:: Input for this task ::

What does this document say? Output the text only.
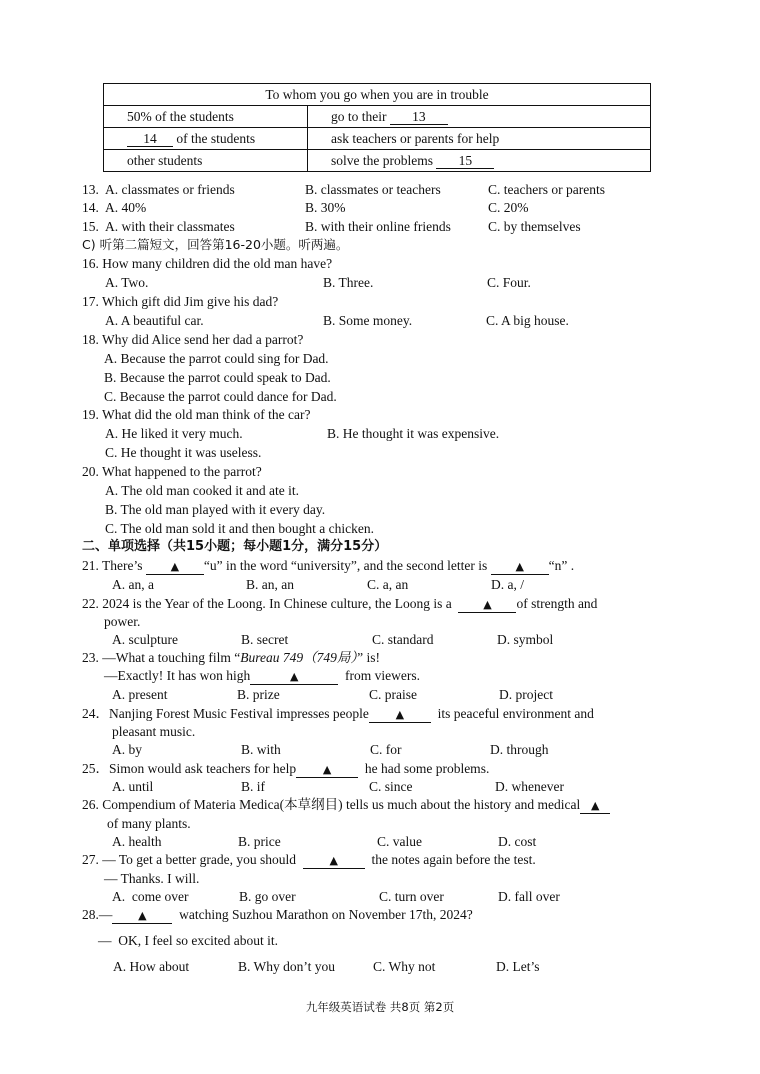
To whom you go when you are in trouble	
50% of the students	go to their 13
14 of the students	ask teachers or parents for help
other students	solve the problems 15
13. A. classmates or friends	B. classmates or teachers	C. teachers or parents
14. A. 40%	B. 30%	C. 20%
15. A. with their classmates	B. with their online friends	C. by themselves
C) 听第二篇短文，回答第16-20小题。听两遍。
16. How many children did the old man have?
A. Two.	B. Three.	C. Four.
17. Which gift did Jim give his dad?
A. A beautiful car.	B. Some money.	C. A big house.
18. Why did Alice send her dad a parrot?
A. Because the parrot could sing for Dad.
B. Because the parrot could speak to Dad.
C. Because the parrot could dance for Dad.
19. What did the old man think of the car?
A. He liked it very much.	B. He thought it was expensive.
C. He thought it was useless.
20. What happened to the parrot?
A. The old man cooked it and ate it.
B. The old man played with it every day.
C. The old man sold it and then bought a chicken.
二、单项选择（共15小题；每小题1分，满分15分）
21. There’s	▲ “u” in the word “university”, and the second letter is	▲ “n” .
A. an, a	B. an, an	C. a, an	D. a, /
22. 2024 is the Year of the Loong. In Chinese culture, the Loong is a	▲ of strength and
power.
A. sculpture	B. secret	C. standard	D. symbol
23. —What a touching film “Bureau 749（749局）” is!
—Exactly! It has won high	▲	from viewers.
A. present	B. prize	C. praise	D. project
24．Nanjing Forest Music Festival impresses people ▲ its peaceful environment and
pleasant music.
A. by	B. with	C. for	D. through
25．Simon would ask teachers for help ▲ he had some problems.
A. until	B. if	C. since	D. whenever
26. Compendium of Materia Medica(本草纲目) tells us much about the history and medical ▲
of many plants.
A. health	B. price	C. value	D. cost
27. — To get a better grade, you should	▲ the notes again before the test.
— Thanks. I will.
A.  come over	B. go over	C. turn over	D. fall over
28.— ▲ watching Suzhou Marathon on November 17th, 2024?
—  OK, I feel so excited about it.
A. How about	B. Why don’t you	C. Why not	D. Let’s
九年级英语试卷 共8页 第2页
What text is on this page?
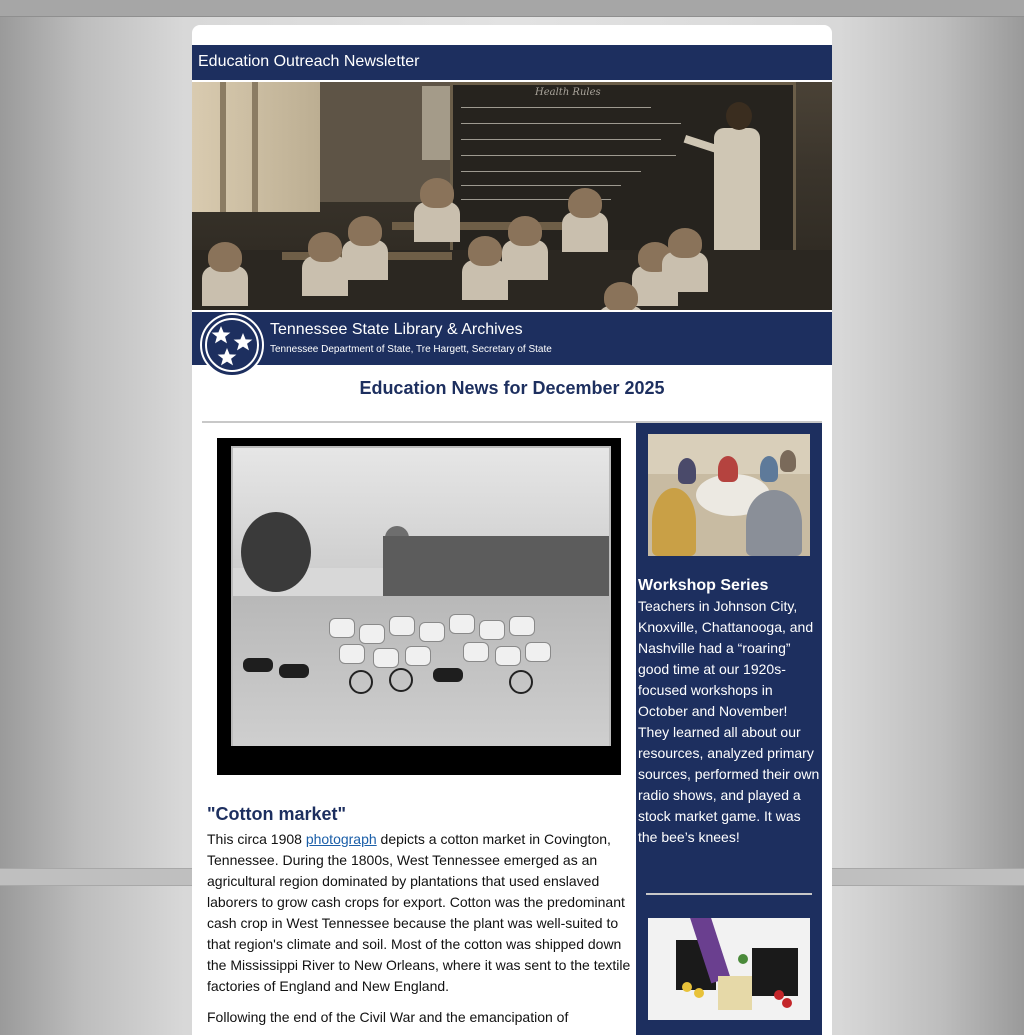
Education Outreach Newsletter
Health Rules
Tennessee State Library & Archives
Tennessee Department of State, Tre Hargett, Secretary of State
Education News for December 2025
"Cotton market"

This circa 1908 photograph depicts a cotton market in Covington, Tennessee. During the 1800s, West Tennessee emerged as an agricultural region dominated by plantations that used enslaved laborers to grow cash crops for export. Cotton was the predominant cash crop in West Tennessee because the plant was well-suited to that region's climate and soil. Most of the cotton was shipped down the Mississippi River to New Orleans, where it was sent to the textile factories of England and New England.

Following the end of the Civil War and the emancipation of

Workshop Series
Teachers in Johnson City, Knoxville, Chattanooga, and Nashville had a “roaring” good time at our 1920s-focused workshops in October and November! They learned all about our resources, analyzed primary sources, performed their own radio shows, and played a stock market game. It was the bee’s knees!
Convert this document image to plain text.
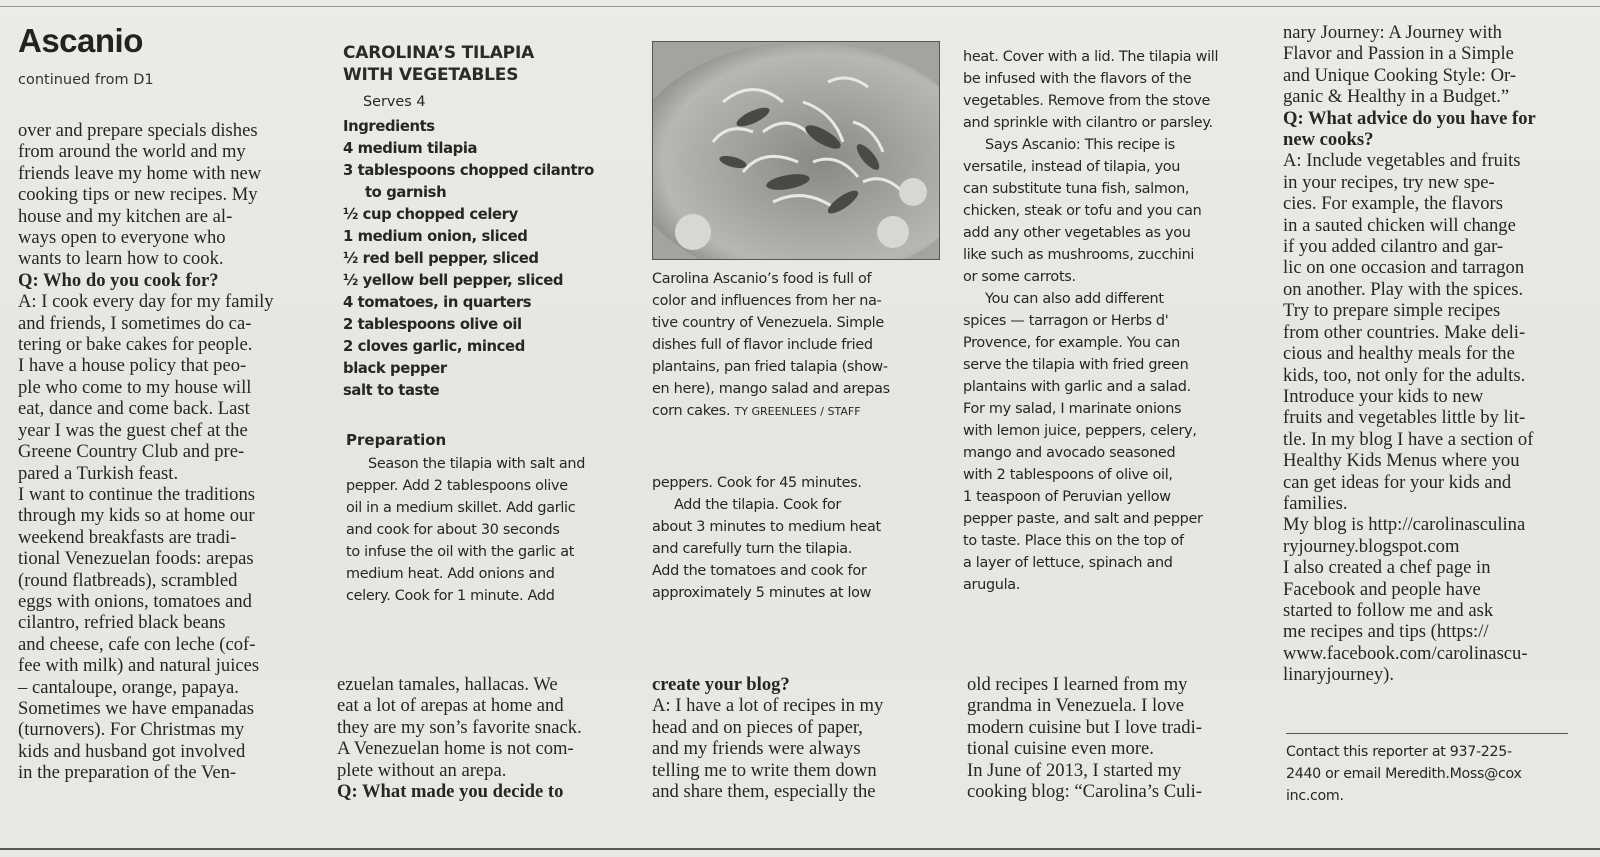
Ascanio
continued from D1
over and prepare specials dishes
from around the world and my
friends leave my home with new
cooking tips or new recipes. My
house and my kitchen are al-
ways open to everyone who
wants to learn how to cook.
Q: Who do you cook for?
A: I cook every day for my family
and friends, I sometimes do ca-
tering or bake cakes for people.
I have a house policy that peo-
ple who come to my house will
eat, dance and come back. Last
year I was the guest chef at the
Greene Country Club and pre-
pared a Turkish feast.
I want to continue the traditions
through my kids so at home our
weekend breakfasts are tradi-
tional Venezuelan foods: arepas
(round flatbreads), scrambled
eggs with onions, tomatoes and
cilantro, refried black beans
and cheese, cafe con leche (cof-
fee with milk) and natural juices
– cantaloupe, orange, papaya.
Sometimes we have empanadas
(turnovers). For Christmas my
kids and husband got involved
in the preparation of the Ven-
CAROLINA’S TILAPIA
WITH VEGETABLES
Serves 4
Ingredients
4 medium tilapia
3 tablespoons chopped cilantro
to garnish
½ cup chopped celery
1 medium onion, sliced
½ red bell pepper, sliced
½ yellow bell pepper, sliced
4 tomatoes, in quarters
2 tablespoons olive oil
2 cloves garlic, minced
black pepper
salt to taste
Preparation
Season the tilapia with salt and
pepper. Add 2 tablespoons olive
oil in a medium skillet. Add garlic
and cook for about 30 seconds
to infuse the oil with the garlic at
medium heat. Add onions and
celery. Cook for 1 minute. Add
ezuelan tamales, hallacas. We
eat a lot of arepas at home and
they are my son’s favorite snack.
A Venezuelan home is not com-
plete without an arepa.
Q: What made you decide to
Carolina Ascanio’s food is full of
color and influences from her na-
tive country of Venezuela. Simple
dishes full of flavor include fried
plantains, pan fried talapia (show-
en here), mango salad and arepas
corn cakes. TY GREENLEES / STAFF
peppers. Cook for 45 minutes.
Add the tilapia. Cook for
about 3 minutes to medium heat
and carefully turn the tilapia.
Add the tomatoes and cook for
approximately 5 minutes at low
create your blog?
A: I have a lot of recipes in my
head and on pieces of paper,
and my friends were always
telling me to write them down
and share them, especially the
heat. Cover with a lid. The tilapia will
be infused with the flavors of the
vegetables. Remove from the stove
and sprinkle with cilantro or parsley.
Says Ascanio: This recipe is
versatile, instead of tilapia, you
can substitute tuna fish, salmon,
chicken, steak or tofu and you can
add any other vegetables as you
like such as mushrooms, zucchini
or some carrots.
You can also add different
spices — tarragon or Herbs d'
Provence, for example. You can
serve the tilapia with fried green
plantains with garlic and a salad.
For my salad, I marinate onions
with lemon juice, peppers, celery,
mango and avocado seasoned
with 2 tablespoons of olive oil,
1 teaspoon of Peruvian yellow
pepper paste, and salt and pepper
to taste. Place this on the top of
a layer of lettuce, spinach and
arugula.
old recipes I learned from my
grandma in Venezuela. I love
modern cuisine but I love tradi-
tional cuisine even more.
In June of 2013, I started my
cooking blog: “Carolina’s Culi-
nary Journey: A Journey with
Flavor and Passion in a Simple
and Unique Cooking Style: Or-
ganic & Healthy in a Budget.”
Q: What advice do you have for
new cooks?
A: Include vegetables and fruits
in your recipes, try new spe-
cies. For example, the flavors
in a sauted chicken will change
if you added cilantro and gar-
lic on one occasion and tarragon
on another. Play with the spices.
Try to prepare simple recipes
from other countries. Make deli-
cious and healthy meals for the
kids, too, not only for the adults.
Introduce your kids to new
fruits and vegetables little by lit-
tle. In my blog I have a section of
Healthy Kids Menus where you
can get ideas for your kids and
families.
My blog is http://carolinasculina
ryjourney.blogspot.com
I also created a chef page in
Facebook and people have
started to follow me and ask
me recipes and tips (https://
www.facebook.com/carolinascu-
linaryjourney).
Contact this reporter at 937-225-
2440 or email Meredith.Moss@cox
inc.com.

:: Set exercise ::
Quote the records above in full, dropping each picture.

:: Written solution ::
What does this document say? Output the text only.
To whom you go when you are in trouble	
50% of the students	go to their 13
14 of the students	ask teachers or parents for help
other students	solve the problems 15
13. A. classmates or friends	B. classmates or teachers	C. teachers or parents
14. A. 40%	B. 30%	C. 20%
15. A. with their classmates	B. with their online friends	C. by themselves
C) 听第二篇短文，回答第16-20小题。听两遍。
16. How many children did the old man have?
A. Two.	B. Three.	C. Four.
17. Which gift did Jim give his dad?
A. A beautiful car.	B. Some money.	C. A big house.
18. Why did Alice send her dad a parrot?
A. Because the parrot could sing for Dad.
B. Because the parrot could speak to Dad.
C. Because the parrot could dance for Dad.
19. What did the old man think of the car?
A. He liked it very much.	B. He thought it was expensive.
C. He thought it was useless.
20. What happened to the parrot?
A. The old man cooked it and ate it.
B. The old man played with it every day.
C. The old man sold it and then bought a chicken.
二、单项选择（共15小题；每小题1分，满分15分）
21. There’s	▲ “u” in the word “university”, and the second letter is	▲ “n” .
A. an, a	B. an, an	C. a, an	D. a, /
22. 2024 is the Year of the Loong. In Chinese culture, the Loong is a	▲ of strength and
power.
A. sculpture	B. secret	C. standard	D. symbol
23. —What a touching film “Bureau 749（749局）” is!
—Exactly! It has won high	▲	from viewers.
A. present	B. prize	C. praise	D. project
24．Nanjing Forest Music Festival impresses people ▲ its peaceful environment and
pleasant music.
A. by	B. with	C. for	D. through
25．Simon would ask teachers for help ▲ he had some problems.
A. until	B. if	C. since	D. whenever
26. Compendium of Materia Medica(本草纲目) tells us much about the history and medical ▲
of many plants.
A. health	B. price	C. value	D. cost
27. — To get a better grade, you should	▲ the notes again before the test.
— Thanks. I will.
A.  come over	B. go over	C. turn over	D. fall over
28.— ▲ watching Suzhou Marathon on November 17th, 2024?
—  OK, I feel so excited about it.
A. How about	B. Why don’t you	C. Why not	D. Let’s
九年级英语试卷 共8页 第2页
What text is on this page?
Education Outreach Newsletter
Health Rules
Tennessee State Library & Archives
Tennessee Department of State, Tre Hargett, Secretary of State
Education News for December 2025
"Cotton market"

This circa 1908 photograph depicts a cotton market in Covington, Tennessee. During the 1800s, West Tennessee emerged as an agricultural region dominated by plantations that used enslaved laborers to grow cash crops for export. Cotton was the predominant cash crop in West Tennessee because the plant was well-suited to that region's climate and soil. Most of the cotton was shipped down the Mississippi River to New Orleans, where it was sent to the textile factories of England and New England.

Following the end of the Civil War and the emancipation of

Workshop Series
Teachers in Johnson City, Knoxville, Chattanooga, and Nashville had a “roaring” good time at our 1920s-focused workshops in October and November! They learned all about our resources, analyzed primary sources, performed their own radio shows, and played a stock market game. It was the bee’s knees!
Convert this document image to plain text.
Ascanio
continued from D1
over and prepare specials dishes
from around the world and my
friends leave my home with new
cooking tips or new recipes. My
house and my kitchen are al-
ways open to everyone who
wants to learn how to cook.
Q: Who do you cook for?
A: I cook every day for my family
and friends, I sometimes do ca-
tering or bake cakes for people.
I have a house policy that peo-
ple who come to my house will
eat, dance and come back. Last
year I was the guest chef at the
Greene Country Club and pre-
pared a Turkish feast.
I want to continue the traditions
through my kids so at home our
weekend breakfasts are tradi-
tional Venezuelan foods: arepas
(round flatbreads), scrambled
eggs with onions, tomatoes and
cilantro, refried black beans
and cheese, cafe con leche (cof-
fee with milk) and natural juices
– cantaloupe, orange, papaya.
Sometimes we have empanadas
(turnovers). For Christmas my
kids and husband got involved
in the preparation of the Ven-
CAROLINA’S TILAPIA
WITH VEGETABLES
Serves 4
Ingredients
4 medium tilapia
3 tablespoons chopped cilantro
to garnish
½ cup chopped celery
1 medium onion, sliced
½ red bell pepper, sliced
½ yellow bell pepper, sliced
4 tomatoes, in quarters
2 tablespoons olive oil
2 cloves garlic, minced
black pepper
salt to taste
Preparation
Season the tilapia with salt and
pepper. Add 2 tablespoons olive
oil in a medium skillet. Add garlic
and cook for about 30 seconds
to infuse the oil with the garlic at
medium heat. Add onions and
celery. Cook for 1 minute. Add
ezuelan tamales, hallacas. We
eat a lot of arepas at home and
they are my son’s favorite snack.
A Venezuelan home is not com-
plete without an arepa.
Q: What made you decide to
Carolina Ascanio’s food is full of
color and influences from her na-
tive country of Venezuela. Simple
dishes full of flavor include fried
plantains, pan fried talapia (show-
en here), mango salad and arepas
corn cakes. TY GREENLEES / STAFF
peppers. Cook for 45 minutes.
Add the tilapia. Cook for
about 3 minutes to medium heat
and carefully turn the tilapia.
Add the tomatoes and cook for
approximately 5 minutes at low
create your blog?
A: I have a lot of recipes in my
head and on pieces of paper,
and my friends were always
telling me to write them down
and share them, especially the
heat. Cover with a lid. The tilapia will
be infused with the flavors of the
vegetables. Remove from the stove
and sprinkle with cilantro or parsley.
Says Ascanio: This recipe is
versatile, instead of tilapia, you
can substitute tuna fish, salmon,
chicken, steak or tofu and you can
add any other vegetables as you
like such as mushrooms, zucchini
or some carrots.
You can also add different
spices — tarragon or Herbs d'
Provence, for example. You can
serve the tilapia with fried green
plantains with garlic and a salad.
For my salad, I marinate onions
with lemon juice, peppers, celery,
mango and avocado seasoned
with 2 tablespoons of olive oil,
1 teaspoon of Peruvian yellow
pepper paste, and salt and pepper
to taste. Place this on the top of
a layer of lettuce, spinach and
arugula.
old recipes I learned from my
grandma in Venezuela. I love
modern cuisine but I love tradi-
tional cuisine even more.
In June of 2013, I started my
cooking blog: “Carolina’s Culi-
nary Journey: A Journey with
Flavor and Passion in a Simple
and Unique Cooking Style: Or-
ganic & Healthy in a Budget.”
Q: What advice do you have for
new cooks?
A: Include vegetables and fruits
in your recipes, try new spe-
cies. For example, the flavors
in a sauted chicken will change
if you added cilantro and gar-
lic on one occasion and tarragon
on another. Play with the spices.
Try to prepare simple recipes
from other countries. Make deli-
cious and healthy meals for the
kids, too, not only for the adults.
Introduce your kids to new
fruits and vegetables little by lit-
tle. In my blog I have a section of
Healthy Kids Menus where you
can get ideas for your kids and
families.
My blog is http://carolinasculina
ryjourney.blogspot.com
I also created a chef page in
Facebook and people have
started to follow me and ask
me recipes and tips (https://
www.facebook.com/carolinascu-
linaryjourney).
Contact this reporter at 937-225-
2440 or email Meredith.Moss@cox
inc.com.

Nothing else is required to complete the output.